Task directions: Extract all of the data and reproduce it precisely.

--- START Supplied information ---

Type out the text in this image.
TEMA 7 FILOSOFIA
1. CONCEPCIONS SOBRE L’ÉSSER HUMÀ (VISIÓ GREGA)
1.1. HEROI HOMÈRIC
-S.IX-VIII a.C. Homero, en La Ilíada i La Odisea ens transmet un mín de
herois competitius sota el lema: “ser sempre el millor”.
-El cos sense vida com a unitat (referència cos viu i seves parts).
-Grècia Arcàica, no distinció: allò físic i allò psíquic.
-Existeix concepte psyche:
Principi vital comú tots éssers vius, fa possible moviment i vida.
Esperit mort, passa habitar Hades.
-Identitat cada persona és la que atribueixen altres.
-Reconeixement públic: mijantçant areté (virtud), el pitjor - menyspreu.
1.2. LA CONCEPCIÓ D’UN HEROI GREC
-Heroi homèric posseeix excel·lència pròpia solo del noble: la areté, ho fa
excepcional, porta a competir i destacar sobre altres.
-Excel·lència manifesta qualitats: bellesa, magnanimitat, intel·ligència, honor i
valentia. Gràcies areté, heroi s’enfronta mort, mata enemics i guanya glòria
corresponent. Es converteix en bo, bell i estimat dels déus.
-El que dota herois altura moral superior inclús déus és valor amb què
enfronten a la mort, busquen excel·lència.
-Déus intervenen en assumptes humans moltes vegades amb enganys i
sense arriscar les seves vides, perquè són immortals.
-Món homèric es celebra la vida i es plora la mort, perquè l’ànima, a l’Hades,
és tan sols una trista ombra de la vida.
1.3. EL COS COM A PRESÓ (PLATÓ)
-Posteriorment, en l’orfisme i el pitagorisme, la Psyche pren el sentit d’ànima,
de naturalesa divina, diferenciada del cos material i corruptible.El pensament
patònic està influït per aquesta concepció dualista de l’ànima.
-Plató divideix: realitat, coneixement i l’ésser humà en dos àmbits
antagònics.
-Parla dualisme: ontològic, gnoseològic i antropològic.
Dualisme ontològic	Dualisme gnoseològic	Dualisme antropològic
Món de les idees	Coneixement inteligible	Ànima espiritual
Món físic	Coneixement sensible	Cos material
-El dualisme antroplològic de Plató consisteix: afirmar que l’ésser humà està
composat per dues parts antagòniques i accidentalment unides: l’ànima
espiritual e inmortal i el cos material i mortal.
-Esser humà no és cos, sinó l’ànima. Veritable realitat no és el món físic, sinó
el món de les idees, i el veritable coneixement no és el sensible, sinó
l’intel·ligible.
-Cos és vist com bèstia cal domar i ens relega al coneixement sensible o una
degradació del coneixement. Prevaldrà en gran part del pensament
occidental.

--- END Supplied information ---

Written answer:
Type out the text in this image.
TEMA 7 FILOSOFIA
1. CONCEPCIONS SOBRE L’ÉSSER HUMÀ (VISIÓ GREGA)
1.1. HEROI HOMÈRIC
-S.IX-VIII a.C. Homero, en La Ilíada i La Odisea ens transmet un mín de
herois competitius sota el lema: “ser sempre el millor”.
-El cos sense vida com a unitat (referència cos viu i seves parts).
-Grècia Arcàica, no distinció: allò físic i allò psíquic.
-Existeix concepte psyche:
Principi vital comú tots éssers vius, fa possible moviment i vida.
Esperit mort, passa habitar Hades.
-Identitat cada persona és la que atribueixen altres.
-Reconeixement públic: mijantçant areté (virtud), el pitjor - menyspreu.
1.2. LA CONCEPCIÓ D’UN HEROI GREC
-Heroi homèric posseeix excel·lència pròpia solo del noble: la areté, ho fa
excepcional, porta a competir i destacar sobre altres.
-Excel·lència manifesta qualitats: bellesa, magnanimitat, intel·ligència, honor i
valentia. Gràcies areté, heroi s’enfronta mort, mata enemics i guanya glòria
corresponent. Es converteix en bo, bell i estimat dels déus.
-El que dota herois altura moral superior inclús déus és valor amb què
enfronten a la mort, busquen excel·lència.
-Déus intervenen en assumptes humans moltes vegades amb enganys i
sense arriscar les seves vides, perquè són immortals.
-Món homèric es celebra la vida i es plora la mort, perquè l’ànima, a l’Hades,
és tan sols una trista ombra de la vida.
1.3. EL COS COM A PRESÓ (PLATÓ)
-Posteriorment, en l’orfisme i el pitagorisme, la Psyche pren el sentit d’ànima,
de naturalesa divina, diferenciada del cos material i corruptible.El pensament
patònic està influït per aquesta concepció dualista de l’ànima.
-Plató divideix: realitat, coneixement i l’ésser humà en dos àmbits
antagònics.
-Parla dualisme: ontològic, gnoseològic i antropològic.
Dualisme ontològic	Dualisme gnoseològic	Dualisme antropològic
Món de les idees	Coneixement inteligible	Ànima espiritual
Món físic	Coneixement sensible	Cos material
-El dualisme antroplològic de Plató consisteix: afirmar que l’ésser humà està
composat per dues parts antagòniques i accidentalment unides: l’ànima
espiritual e inmortal i el cos material i mortal.
-Esser humà no és cos, sinó l’ànima. Veritable realitat no és el món físic, sinó
el món de les idees, i el veritable coneixement no és el sensible, sinó
l’intel·ligible.
-Cos és vist com bèstia cal domar i ens relega al coneixement sensible o una
degradació del coneixement. Prevaldrà en gran part del pensament
occidental.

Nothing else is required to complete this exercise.